Task data
>> Begin
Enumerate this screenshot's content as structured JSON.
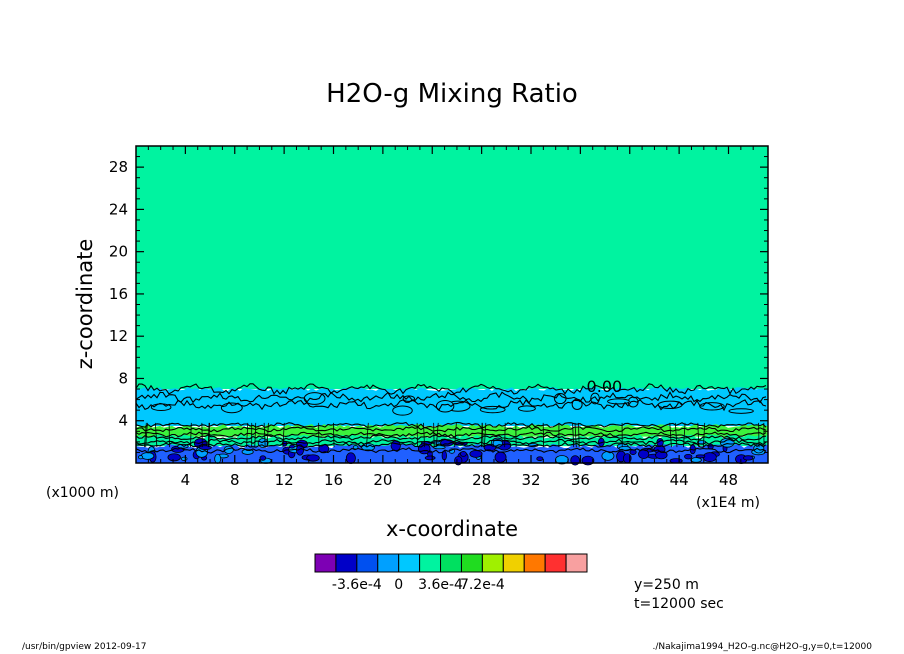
{
  "chart_data": {
    "type": "heatmap",
    "title": "H2O-g Mixing Ratio",
    "xlabel": "x-coordinate",
    "ylabel": "z-coordinate",
    "x_unit": "(x1000 m)",
    "x_scale_note": "(x1E4 m)",
    "xlim": [
      0,
      51.2
    ],
    "ylim": [
      0,
      30
    ],
    "x_ticks": [
      4,
      8,
      12,
      16,
      20,
      24,
      28,
      32,
      36,
      40,
      44,
      48
    ],
    "y_ticks": [
      4,
      8,
      12,
      16,
      20,
      24,
      28
    ],
    "contour_label": "0.00",
    "contour_label_position": [
      36.5,
      7
    ],
    "layers": [
      {
        "z_from": 7,
        "z_to": 30,
        "color": "#00f3a0"
      },
      {
        "z_from": 3.5,
        "z_to": 7,
        "color": "#00c8ff"
      },
      {
        "z_from": 2.5,
        "z_to": 3.5,
        "color": "#3cf23c"
      },
      {
        "z_from": 1.6,
        "z_to": 2.5,
        "color": "#00f3a0"
      },
      {
        "z_from": 0,
        "z_to": 1.6,
        "color": "#2060ff"
      }
    ],
    "colorbar": {
      "colors": [
        "#7d00b4",
        "#0000c8",
        "#0050f0",
        "#00a0ff",
        "#00c8ff",
        "#00f3a0",
        "#00e060",
        "#20dc20",
        "#a0f000",
        "#f0d000",
        "#ff7800",
        "#ff3030",
        "#f8a0a0"
      ],
      "labels": [
        "-3.6e-4",
        "0",
        "3.6e-4",
        "7.2e-4"
      ],
      "label_boundaries": [
        2,
        4,
        6,
        8
      ]
    }
  },
  "info": {
    "y_text": "y=250 m",
    "t_text": "t=12000 sec"
  },
  "footer": {
    "left": "/usr/bin/gpview   2012-09-17",
    "right": "./Nakajima1994_H2O-g.nc@H2O-g,y=0,t=12000"
  }
}
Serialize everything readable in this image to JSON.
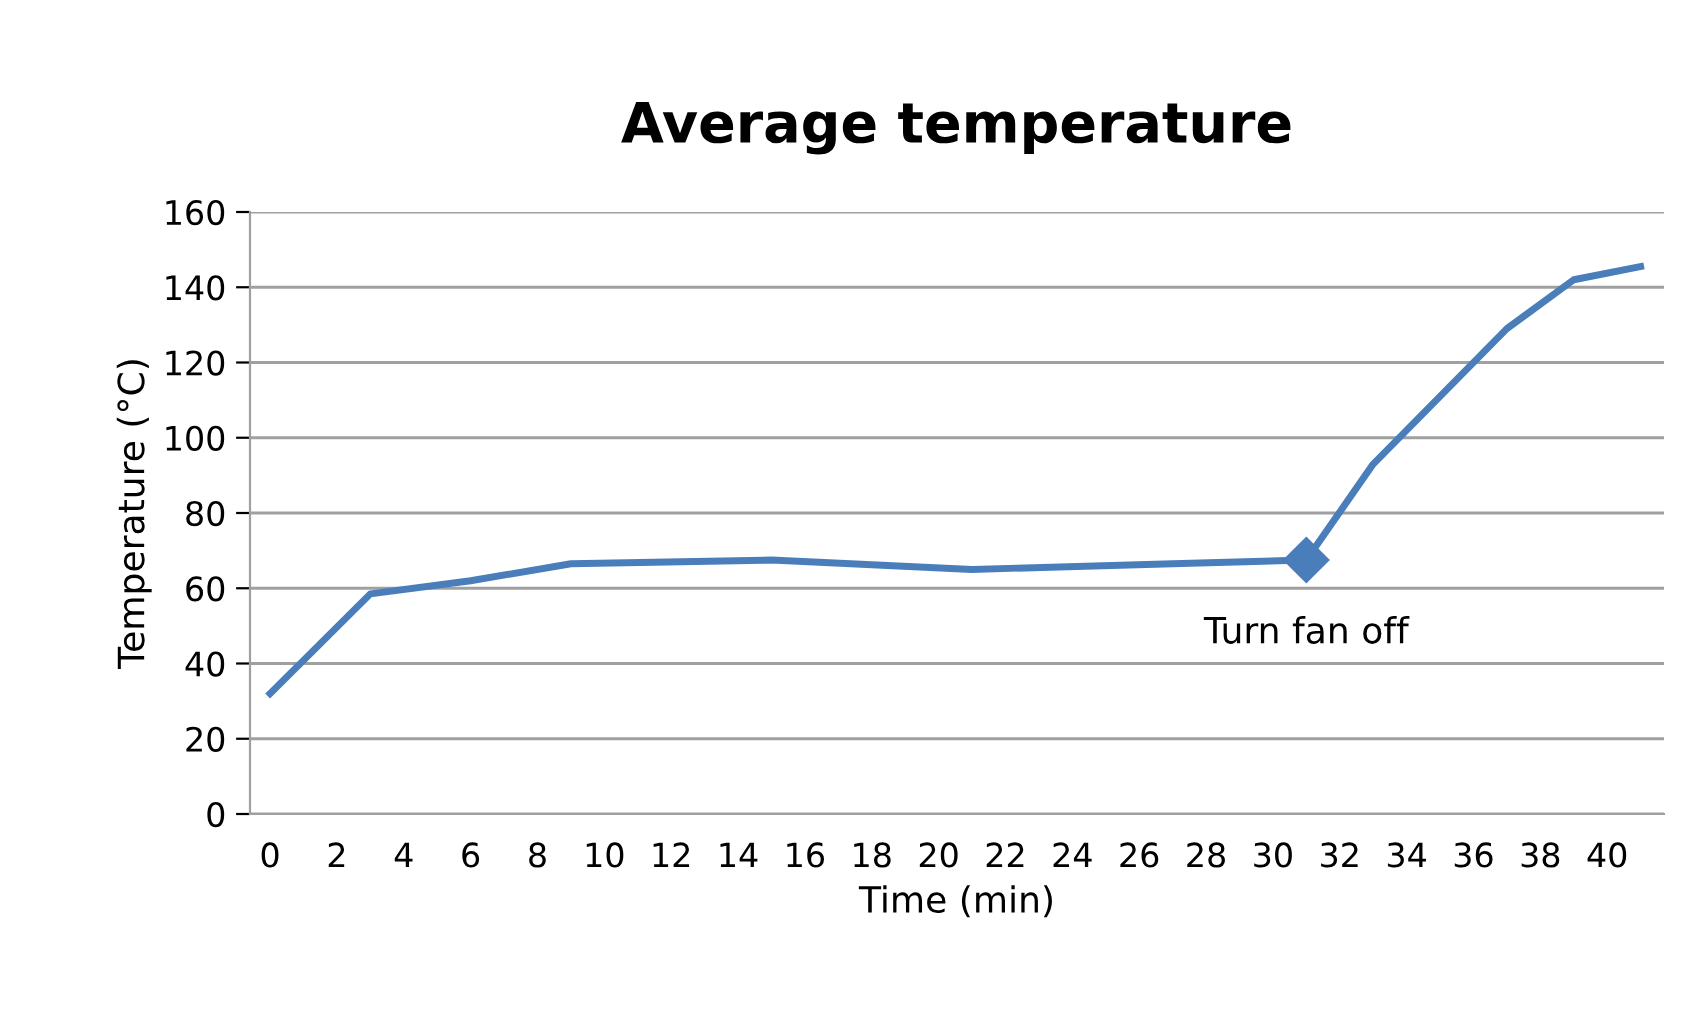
{
  "chart_data": {
    "type": "line",
    "title": "Average temperature",
    "xlabel": "Time (min)",
    "ylabel": "Temperature (°C)",
    "x": [
      0,
      3,
      6,
      9,
      15,
      21,
      27,
      31,
      33,
      35,
      37,
      39,
      41
    ],
    "series": [
      {
        "color": "#4a7ebb",
        "values": [
          32,
          58.5,
          62,
          66.5,
          67.5,
          65,
          66.5,
          67.5,
          93,
          111,
          129,
          142,
          145.5
        ]
      }
    ],
    "xlim": [
      -0.6,
      41.7
    ],
    "xticks": [
      0,
      2,
      4,
      6,
      8,
      10,
      12,
      14,
      16,
      18,
      20,
      22,
      24,
      26,
      28,
      30,
      32,
      34,
      36,
      38,
      40
    ],
    "ylim": [
      0,
      160
    ],
    "yticks": [
      0,
      20,
      40,
      60,
      80,
      100,
      120,
      140,
      160
    ],
    "grid": "y",
    "legend": false,
    "marker": "none",
    "line_style": "solid",
    "annotations": [
      {
        "text": "Turn fan off",
        "x": 31,
        "y": 67.5
      }
    ]
  }
}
>> End
Exercise brief
Every line of the data should be copied as it stands, without the images.

The result
Enumerate this screenshot's content as structured JSON.
{
  "chart_data": {
    "type": "heatmap",
    "title": "H2O-g Mixing Ratio",
    "xlabel": "x-coordinate",
    "ylabel": "z-coordinate",
    "x_unit": "(x1000 m)",
    "x_scale_note": "(x1E4 m)",
    "xlim": [
      0,
      51.2
    ],
    "ylim": [
      0,
      30
    ],
    "x_ticks": [
      4,
      8,
      12,
      16,
      20,
      24,
      28,
      32,
      36,
      40,
      44,
      48
    ],
    "y_ticks": [
      4,
      8,
      12,
      16,
      20,
      24,
      28
    ],
    "contour_label": "0.00",
    "contour_label_position": [
      36.5,
      7
    ],
    "layers": [
      {
        "z_from": 7,
        "z_to": 30,
        "color": "#00f3a0"
      },
      {
        "z_from": 3.5,
        "z_to": 7,
        "color": "#00c8ff"
      },
      {
        "z_from": 2.5,
        "z_to": 3.5,
        "color": "#3cf23c"
      },
      {
        "z_from": 1.6,
        "z_to": 2.5,
        "color": "#00f3a0"
      },
      {
        "z_from": 0,
        "z_to": 1.6,
        "color": "#2060ff"
      }
    ],
    "colorbar": {
      "colors": [
        "#7d00b4",
        "#0000c8",
        "#0050f0",
        "#00a0ff",
        "#00c8ff",
        "#00f3a0",
        "#00e060",
        "#20dc20",
        "#a0f000",
        "#f0d000",
        "#ff7800",
        "#ff3030",
        "#f8a0a0"
      ],
      "labels": [
        "-3.6e-4",
        "0",
        "3.6e-4",
        "7.2e-4"
      ],
      "label_boundaries": [
        2,
        4,
        6,
        8
      ]
    }
  },
  "info": {
    "y_text": "y=250 m",
    "t_text": "t=12000 sec"
  },
  "footer": {
    "left": "/usr/bin/gpview   2012-09-17",
    "right": "./Nakajima1994_H2O-g.nc@H2O-g,y=0,t=12000"
  }
}
Serialize everything readable in this image to JSON.
{
  "chart_data": {
    "type": "line",
    "title": "Average temperature",
    "xlabel": "Time (min)",
    "ylabel": "Temperature (°C)",
    "x": [
      0,
      3,
      6,
      9,
      15,
      21,
      27,
      31,
      33,
      35,
      37,
      39,
      41
    ],
    "series": [
      {
        "color": "#4a7ebb",
        "values": [
          32,
          58.5,
          62,
          66.5,
          67.5,
          65,
          66.5,
          67.5,
          93,
          111,
          129,
          142,
          145.5
        ]
      }
    ],
    "xlim": [
      -0.6,
      41.7
    ],
    "xticks": [
      0,
      2,
      4,
      6,
      8,
      10,
      12,
      14,
      16,
      18,
      20,
      22,
      24,
      26,
      28,
      30,
      32,
      34,
      36,
      38,
      40
    ],
    "ylim": [
      0,
      160
    ],
    "yticks": [
      0,
      20,
      40,
      60,
      80,
      100,
      120,
      140,
      160
    ],
    "grid": "y",
    "legend": false,
    "marker": "none",
    "line_style": "solid",
    "annotations": [
      {
        "text": "Turn fan off",
        "x": 31,
        "y": 67.5
      }
    ]
  }
}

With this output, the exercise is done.